> Problem details: With the pictures removed, please write out every line below exactly as given.
===
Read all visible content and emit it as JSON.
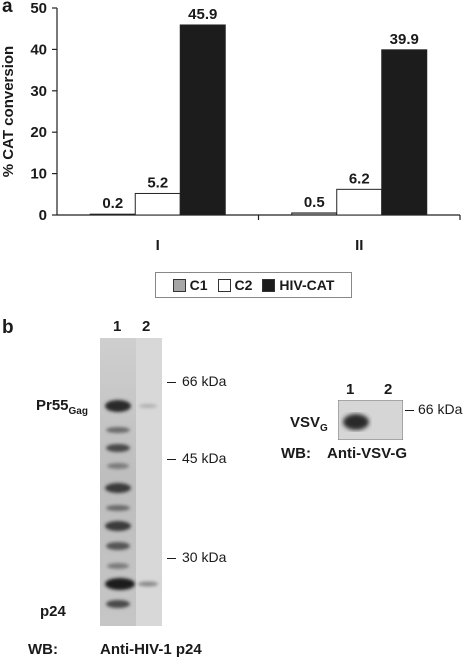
{
  "panel_a_label": "a",
  "panel_b_label": "b",
  "chart_data": {
    "type": "bar",
    "categories": [
      "I",
      "II"
    ],
    "series": [
      {
        "name": "C1",
        "values": [
          0.2,
          0.5
        ],
        "color": "#a6a6a6"
      },
      {
        "name": "C2",
        "values": [
          5.2,
          6.2
        ],
        "color": "#ffffff"
      },
      {
        "name": "HIV-CAT",
        "values": [
          45.9,
          39.9
        ],
        "color": "#1c1c1c"
      }
    ],
    "data_labels": [
      [
        "0.2",
        "5.2",
        "45.9"
      ],
      [
        "0.5",
        "6.2",
        "39.9"
      ]
    ],
    "ylabel": "% CAT conversion",
    "ylim": [
      0,
      50
    ],
    "yticks": [
      "0",
      "10",
      "20",
      "30",
      "40",
      "50"
    ],
    "grid": false,
    "legend_position": "bottom"
  },
  "blot_main": {
    "lane_labels": [
      "1",
      "2"
    ],
    "band_labels": {
      "pr55_main": "Pr55",
      "pr55_sub": "Gag",
      "p24": "p24"
    },
    "markers": [
      "66 kDa",
      "45 kDa",
      "30 kDa"
    ],
    "wb_prefix": "WB:",
    "wb_antibody": "Anti-HIV-1 p24"
  },
  "blot_inset": {
    "lane_labels": [
      "1",
      "2"
    ],
    "band_main": "VSV",
    "band_sub": "G",
    "marker": "66 kDa",
    "wb_prefix": "WB:",
    "wb_antibody": "Anti-VSV-G"
  }
}
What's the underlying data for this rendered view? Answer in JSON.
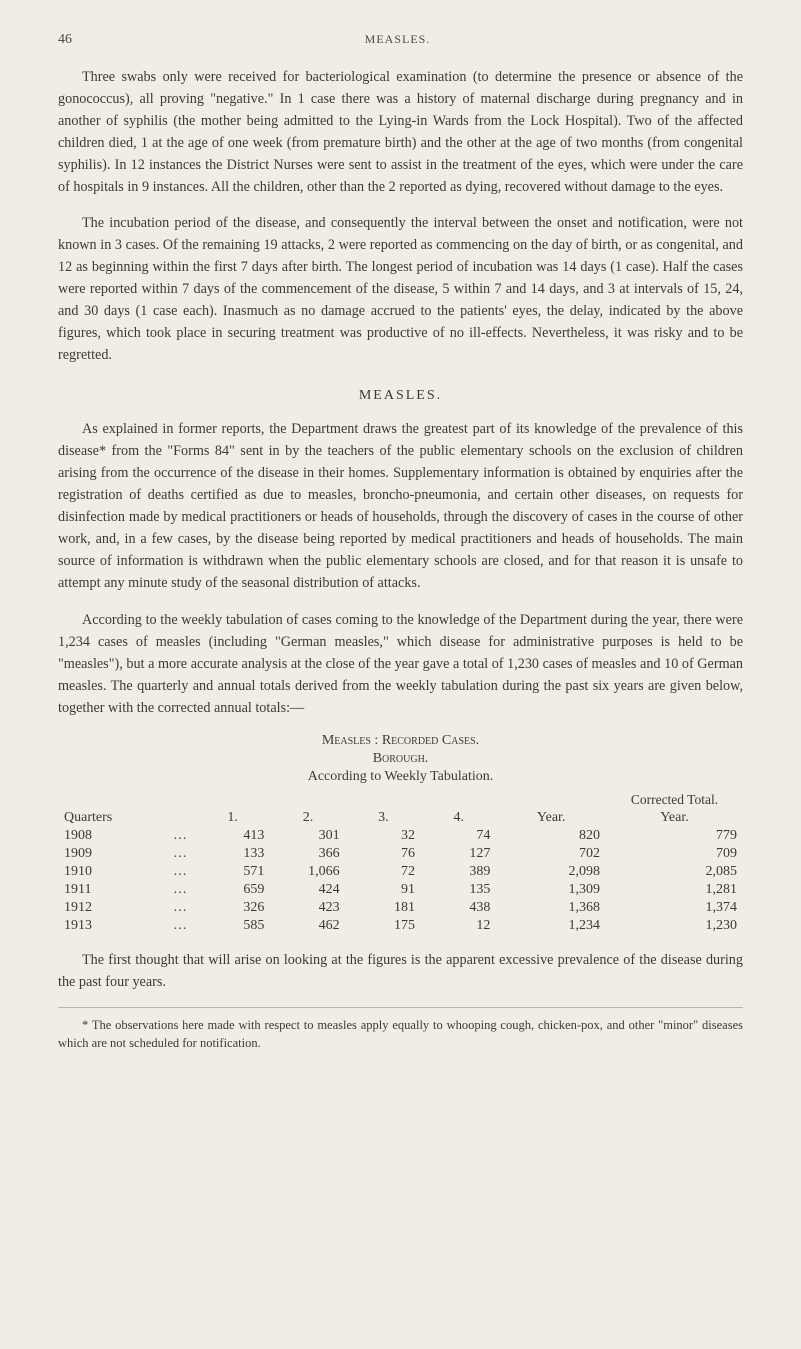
{
  "header": {
    "page_number": "46",
    "running_head": "MEASLES."
  },
  "paragraphs": {
    "p1": "Three swabs only were received for bacteriological examination (to determine the presence or absence of the gonococcus), all proving \"negative.\" In 1 case there was a history of maternal discharge during pregnancy and in another of syphilis (the mother being admitted to the Lying-in Wards from the Lock Hospital). Two of the affected children died, 1 at the age of one week (from premature birth) and the other at the age of two months (from congenital syphilis). In 12 instances the District Nurses were sent to assist in the treatment of the eyes, which were under the care of hospitals in 9 instances. All the children, other than the 2 reported as dying, recovered without damage to the eyes.",
    "p2": "The incubation period of the disease, and consequently the interval between the onset and notification, were not known in 3 cases. Of the remaining 19 attacks, 2 were reported as commencing on the day of birth, or as congenital, and 12 as beginning within the first 7 days after birth. The longest period of incubation was 14 days (1 case). Half the cases were reported within 7 days of the commencement of the disease, 5 within 7 and 14 days, and 3 at intervals of 15, 24, and 30 days (1 case each). Inasmuch as no damage accrued to the patients' eyes, the delay, indicated by the above figures, which took place in securing treatment was productive of no ill-effects. Nevertheless, it was risky and to be regretted.",
    "section_title": "MEASLES.",
    "p3": "As explained in former reports, the Department draws the greatest part of its knowledge of the prevalence of this disease* from the \"Forms 84\" sent in by the teachers of the public elementary schools on the exclusion of children arising from the occurrence of the disease in their homes. Supplementary information is obtained by enquiries after the registration of deaths certified as due to measles, broncho-pneumonia, and certain other diseases, on requests for disinfection made by medical practitioners or heads of households, through the discovery of cases in the course of other work, and, in a few cases, by the disease being reported by medical practitioners and heads of households. The main source of information is withdrawn when the public elementary schools are closed, and for that reason it is unsafe to attempt any minute study of the seasonal distribution of attacks.",
    "p4": "According to the weekly tabulation of cases coming to the knowledge of the Department during the year, there were 1,234 cases of measles (including \"German measles,\" which disease for administrative purposes is held to be \"measles\"), but a more accurate analysis at the close of the year gave a total of 1,230 cases of measles and 10 of German measles. The quarterly and annual totals derived from the weekly tabulation during the past six years are given below, together with the corrected annual totals:—",
    "p5": "The first thought that will arise on looking at the figures is the apparent excessive prevalence of the disease during the past four years.",
    "footnote": "* The observations here made with respect to measles apply equally to whooping cough, chicken-pox, and other \"minor\" diseases which are not scheduled for notification."
  },
  "table": {
    "title": "Measles : Recorded Cases.",
    "subtitle": "Borough.",
    "desc": "According to Weekly Tabulation.",
    "quarters_label": "Quarters",
    "col_headers": [
      "1.",
      "2.",
      "3.",
      "4."
    ],
    "year_head": "Year.",
    "corrected_head": "Corrected Total.",
    "corrected_sub": "Year.",
    "dots": "…",
    "rows": [
      {
        "year": "1908",
        "q1": "413",
        "q2": "301",
        "q3": "32",
        "q4": "74",
        "total": "820",
        "corrected": "779",
        "bold": false
      },
      {
        "year": "1909",
        "q1": "133",
        "q2": "366",
        "q3": "76",
        "q4": "127",
        "total": "702",
        "corrected": "709",
        "bold": false
      },
      {
        "year": "1910",
        "q1": "571",
        "q2": "1,066",
        "q3": "72",
        "q4": "389",
        "total": "2,098",
        "corrected": "2,085",
        "bold": false
      },
      {
        "year": "1911",
        "q1": "659",
        "q2": "424",
        "q3": "91",
        "q4": "135",
        "total": "1,309",
        "corrected": "1,281",
        "bold": false
      },
      {
        "year": "1912",
        "q1": "326",
        "q2": "423",
        "q3": "181",
        "q4": "438",
        "total": "1,368",
        "corrected": "1,374",
        "bold": false
      },
      {
        "year": "1913",
        "q1": "585",
        "q2": "462",
        "q3": "175",
        "q4": "12",
        "total": "1,234",
        "corrected": "1,230",
        "bold": true
      }
    ],
    "column_widths": [
      "12%",
      "8%",
      "11%",
      "11%",
      "11%",
      "11%",
      "16%",
      "20%"
    ],
    "font_size": 14,
    "text_color": "#3a3a38"
  },
  "colors": {
    "background": "#f0ede4",
    "text": "#3a3a38",
    "rule": "#b8b6ae"
  }
}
===
> Task answer:
Read all visible content and emit it as JSON.
{
  "panel_a_label": "a",
  "panel_b_label": "b",
  "chart_data": {
    "type": "bar",
    "categories": [
      "I",
      "II"
    ],
    "series": [
      {
        "name": "C1",
        "values": [
          0.2,
          0.5
        ],
        "color": "#a6a6a6"
      },
      {
        "name": "C2",
        "values": [
          5.2,
          6.2
        ],
        "color": "#ffffff"
      },
      {
        "name": "HIV-CAT",
        "values": [
          45.9,
          39.9
        ],
        "color": "#1c1c1c"
      }
    ],
    "data_labels": [
      [
        "0.2",
        "5.2",
        "45.9"
      ],
      [
        "0.5",
        "6.2",
        "39.9"
      ]
    ],
    "ylabel": "% CAT conversion",
    "ylim": [
      0,
      50
    ],
    "yticks": [
      "0",
      "10",
      "20",
      "30",
      "40",
      "50"
    ],
    "grid": false,
    "legend_position": "bottom"
  },
  "blot_main": {
    "lane_labels": [
      "1",
      "2"
    ],
    "band_labels": {
      "pr55_main": "Pr55",
      "pr55_sub": "Gag",
      "p24": "p24"
    },
    "markers": [
      "66 kDa",
      "45 kDa",
      "30 kDa"
    ],
    "wb_prefix": "WB:",
    "wb_antibody": "Anti-HIV-1 p24"
  },
  "blot_inset": {
    "lane_labels": [
      "1",
      "2"
    ],
    "band_main": "VSV",
    "band_sub": "G",
    "marker": "66 kDa",
    "wb_prefix": "WB:",
    "wb_antibody": "Anti-VSV-G"
  }
}
What's the underlying data for this rendered view? Answer in JSON.
{
  "header": {
    "page_number": "46",
    "running_head": "MEASLES."
  },
  "paragraphs": {
    "p1": "Three swabs only were received for bacteriological examination (to determine the presence or absence of the gonococcus), all proving \"negative.\" In 1 case there was a history of maternal discharge during pregnancy and in another of syphilis (the mother being admitted to the Lying-in Wards from the Lock Hospital). Two of the affected children died, 1 at the age of one week (from premature birth) and the other at the age of two months (from congenital syphilis). In 12 instances the District Nurses were sent to assist in the treatment of the eyes, which were under the care of hospitals in 9 instances. All the children, other than the 2 reported as dying, recovered without damage to the eyes.",
    "p2": "The incubation period of the disease, and consequently the interval between the onset and notification, were not known in 3 cases. Of the remaining 19 attacks, 2 were reported as commencing on the day of birth, or as congenital, and 12 as beginning within the first 7 days after birth. The longest period of incubation was 14 days (1 case). Half the cases were reported within 7 days of the commencement of the disease, 5 within 7 and 14 days, and 3 at intervals of 15, 24, and 30 days (1 case each). Inasmuch as no damage accrued to the patients' eyes, the delay, indicated by the above figures, which took place in securing treatment was productive of no ill-effects. Nevertheless, it was risky and to be regretted.",
    "section_title": "MEASLES.",
    "p3": "As explained in former reports, the Department draws the greatest part of its knowledge of the prevalence of this disease* from the \"Forms 84\" sent in by the teachers of the public elementary schools on the exclusion of children arising from the occurrence of the disease in their homes. Supplementary information is obtained by enquiries after the registration of deaths certified as due to measles, broncho-pneumonia, and certain other diseases, on requests for disinfection made by medical practitioners or heads of households, through the discovery of cases in the course of other work, and, in a few cases, by the disease being reported by medical practitioners and heads of households. The main source of information is withdrawn when the public elementary schools are closed, and for that reason it is unsafe to attempt any minute study of the seasonal distribution of attacks.",
    "p4": "According to the weekly tabulation of cases coming to the knowledge of the Department during the year, there were 1,234 cases of measles (including \"German measles,\" which disease for administrative purposes is held to be \"measles\"), but a more accurate analysis at the close of the year gave a total of 1,230 cases of measles and 10 of German measles. The quarterly and annual totals derived from the weekly tabulation during the past six years are given below, together with the corrected annual totals:—",
    "p5": "The first thought that will arise on looking at the figures is the apparent excessive prevalence of the disease during the past four years.",
    "footnote": "* The observations here made with respect to measles apply equally to whooping cough, chicken-pox, and other \"minor\" diseases which are not scheduled for notification."
  },
  "table": {
    "title": "Measles : Recorded Cases.",
    "subtitle": "Borough.",
    "desc": "According to Weekly Tabulation.",
    "quarters_label": "Quarters",
    "col_headers": [
      "1.",
      "2.",
      "3.",
      "4."
    ],
    "year_head": "Year.",
    "corrected_head": "Corrected Total.",
    "corrected_sub": "Year.",
    "dots": "…",
    "rows": [
      {
        "year": "1908",
        "q1": "413",
        "q2": "301",
        "q3": "32",
        "q4": "74",
        "total": "820",
        "corrected": "779",
        "bold": false
      },
      {
        "year": "1909",
        "q1": "133",
        "q2": "366",
        "q3": "76",
        "q4": "127",
        "total": "702",
        "corrected": "709",
        "bold": false
      },
      {
        "year": "1910",
        "q1": "571",
        "q2": "1,066",
        "q3": "72",
        "q4": "389",
        "total": "2,098",
        "corrected": "2,085",
        "bold": false
      },
      {
        "year": "1911",
        "q1": "659",
        "q2": "424",
        "q3": "91",
        "q4": "135",
        "total": "1,309",
        "corrected": "1,281",
        "bold": false
      },
      {
        "year": "1912",
        "q1": "326",
        "q2": "423",
        "q3": "181",
        "q4": "438",
        "total": "1,368",
        "corrected": "1,374",
        "bold": false
      },
      {
        "year": "1913",
        "q1": "585",
        "q2": "462",
        "q3": "175",
        "q4": "12",
        "total": "1,234",
        "corrected": "1,230",
        "bold": true
      }
    ],
    "column_widths": [
      "12%",
      "8%",
      "11%",
      "11%",
      "11%",
      "11%",
      "16%",
      "20%"
    ],
    "font_size": 14,
    "text_color": "#3a3a38"
  },
  "colors": {
    "background": "#f0ede4",
    "text": "#3a3a38",
    "rule": "#b8b6ae"
  }
}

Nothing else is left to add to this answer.